-- Start Items --
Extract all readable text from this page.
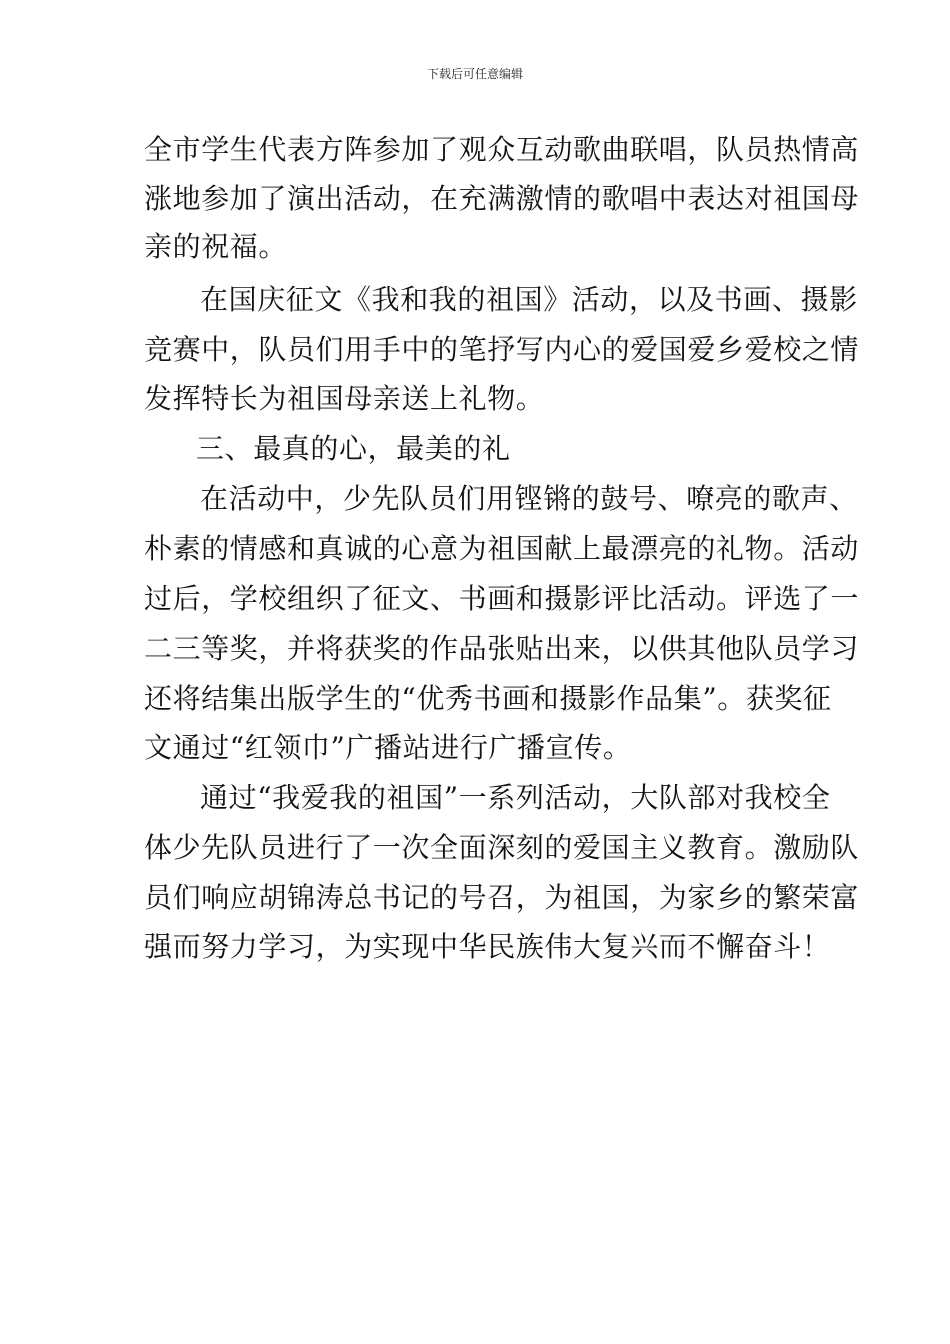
下载后可任意编辑
全市学生代表方阵参加了观众互动歌曲联唱，队员热情高
涨地参加了演出活动，在充满激情的歌唱中表达对祖国母
亲的祝福。
在国庆征文《我和我的祖国》活动，以及书画、摄影
竞赛中，队员们用手中的笔抒写内心的爱国爱乡爱校之情
发挥特长为祖国母亲送上礼物。
三、最真的心，最美的礼
在活动中，少先队员们用铿锵的鼓号、嘹亮的歌声、
朴素的情感和真诚的心意为祖国献上最漂亮的礼物。活动
过后，学校组织了征文、书画和摄影评比活动。评选了一
二三等奖，并将获奖的作品张贴出来，以供其他队员学习
还将结集出版学生的“优秀书画和摄影作品集”。获奖征
文通过“红领巾”广播站进行广播宣传。
通过“我爱我的祖国”一系列活动，大队部对我校全
体少先队员进行了一次全面深刻的爱国主义教育。激励队
员们响应胡锦涛总书记的号召，为祖国，为家乡的繁荣富
强而努力学习，为实现中华民族伟大复兴而不懈奋斗！
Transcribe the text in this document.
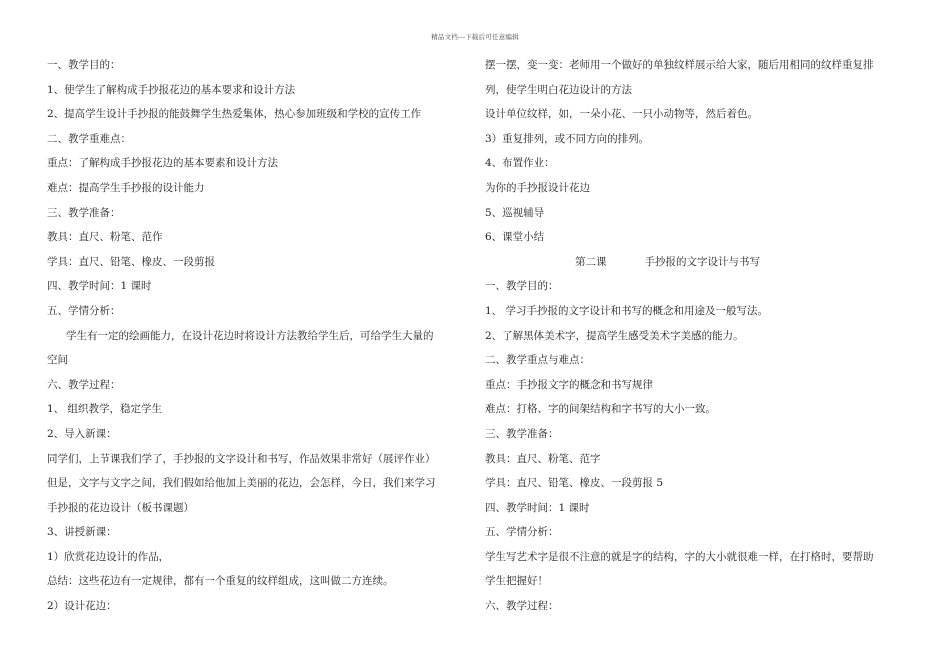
精品文档---下载后可任意编辑
一、教学目的：
1、使学生了解构成手抄报花边的基本要求和设计方法
2、提高学生设计手抄报的能鼓舞学生热爱集体，热心参加班级和学校的宣传工作
二、教学重难点：
重点：了解构成手抄报花边的基本要素和设计方法
难点：提高学生手抄报的设计能力
三、教学准备：
教具：直尺、粉笔、范作
学具：直尺、铅笔、橡皮、一段剪报
四、教学时间：1 课时
五、学情分析：
学生有一定的绘画能力，在设计花边时将设计方法教给学生后，可给学生大量的
空间
六、教学过程：
1、 组织教学，稳定学生
2、导入新课：
同学们，上节课我们学了，手抄报的文字设计和书写，作品效果非常好（展评作业）
但是，文字与文字之间，我们假如给他加上美丽的花边，会怎样，今日，我们来学习
手抄报的花边设计（板书课题）
3、讲授新课：
1）欣赏花边设计的作品，
总结：这些花边有一定规律，都有一个重复的纹样组成，这叫做二方连续。
2）设计花边：
摆一摆，变一变：老师用一个做好的单独纹样展示给大家，随后用相同的纹样重复排
列，使学生明白花边设计的方法
设计单位纹样，如，一朵小花、一只小动物等，然后着色。
3）重复排列，或不同方向的排列。
4、布置作业：
为你的手抄报设计花边
5、巡视辅导
6、课堂小结
第二课	手抄报的文字设计与书写
一、教学目的：
1、 学习手抄报的文字设计和书写的概念和用途及一般写法。
2、了解黑体美术字，提高学生感受美术字美感的能力。
二、教学重点与难点：
重点：手抄报文字的概念和书写规律
难点：打格、字的间架结构和字书写的大小一致。
三、教学准备：
教具：直尺、粉笔、范字
学具：直尺、铅笔、橡皮、一段剪报 5
四、教学时间：1 课时
五、学情分析：
学生写艺术字是很不注意的就是字的结构，字的大小就很难一样，在打格时，要帮助
学生把握好！
六、教学过程：
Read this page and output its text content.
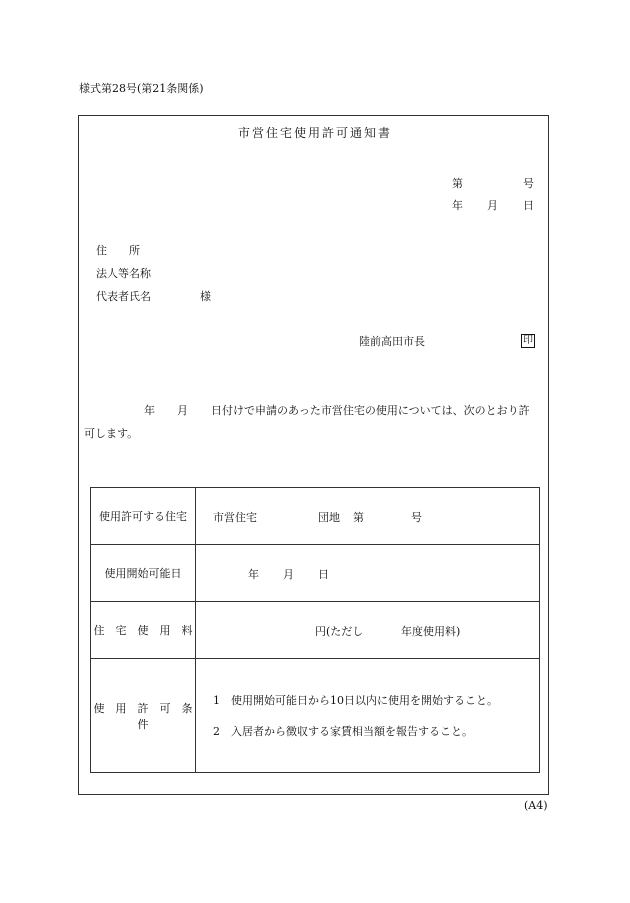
様式第28号(第21条関係)
市営住宅使用許可通知書
第	号
年 月 日
住　　所
法人等名称
代表者氏名	様
陸前高田市長	印
年 月 日付けで申請のあった市営住宅の使用については、次のとおり許
可します。
使用許可する住宅	市営住宅 団地 第 号

使用開始可能日	年 月 日

住　宅　使　用　料	円(ただし 年度使用料)

使　用　許　可　条　件	1　使用開始可能日から10日以内に使用を開始すること。
2　入居者から徴収する家賃相当額を報告すること。
(A4)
-- End Items --
▶ **Given task**: Starting at the line that contains "Transcribe the text in this document.", write out every line through the final line of the entries, word for word; skip any pictures.

▶ **Exercise output**:
Transcribe the text in this document.
精品文档---下载后可任意编辑
一、教学目的：
1、使学生了解构成手抄报花边的基本要求和设计方法
2、提高学生设计手抄报的能鼓舞学生热爱集体，热心参加班级和学校的宣传工作
二、教学重难点：
重点：了解构成手抄报花边的基本要素和设计方法
难点：提高学生手抄报的设计能力
三、教学准备：
教具：直尺、粉笔、范作
学具：直尺、铅笔、橡皮、一段剪报
四、教学时间：1 课时
五、学情分析：
学生有一定的绘画能力，在设计花边时将设计方法教给学生后，可给学生大量的
空间
六、教学过程：
1、 组织教学，稳定学生
2、导入新课：
同学们，上节课我们学了，手抄报的文字设计和书写，作品效果非常好（展评作业）
但是，文字与文字之间，我们假如给他加上美丽的花边，会怎样，今日，我们来学习
手抄报的花边设计（板书课题）
3、讲授新课：
1）欣赏花边设计的作品，
总结：这些花边有一定规律，都有一个重复的纹样组成，这叫做二方连续。
2）设计花边：
摆一摆，变一变：老师用一个做好的单独纹样展示给大家，随后用相同的纹样重复排
列，使学生明白花边设计的方法
设计单位纹样，如，一朵小花、一只小动物等，然后着色。
3）重复排列，或不同方向的排列。
4、布置作业：
为你的手抄报设计花边
5、巡视辅导
6、课堂小结
第二课	手抄报的文字设计与书写
一、教学目的：
1、 学习手抄报的文字设计和书写的概念和用途及一般写法。
2、了解黑体美术字，提高学生感受美术字美感的能力。
二、教学重点与难点：
重点：手抄报文字的概念和书写规律
难点：打格、字的间架结构和字书写的大小一致。
三、教学准备：
教具：直尺、粉笔、范字
学具：直尺、铅笔、橡皮、一段剪报 5
四、教学时间：1 课时
五、学情分析：
学生写艺术字是很不注意的就是字的结构，字的大小就很难一样，在打格时，要帮助
学生把握好！
六、教学过程：
Read this page and output its text content.
様式第28号(第21条関係)
市営住宅使用許可通知書
第	号
年 月 日
住　　所
法人等名称
代表者氏名	様
陸前高田市長	印
年 月 日付けで申請のあった市営住宅の使用については、次のとおり許
可します。
使用許可する住宅	市営住宅 団地 第 号

使用開始可能日	年 月 日

住　宅　使　用　料	円(ただし 年度使用料)

使　用　許　可　条　件	1　使用開始可能日から10日以内に使用を開始すること。
2　入居者から徴収する家賃相当額を報告すること。
(A4)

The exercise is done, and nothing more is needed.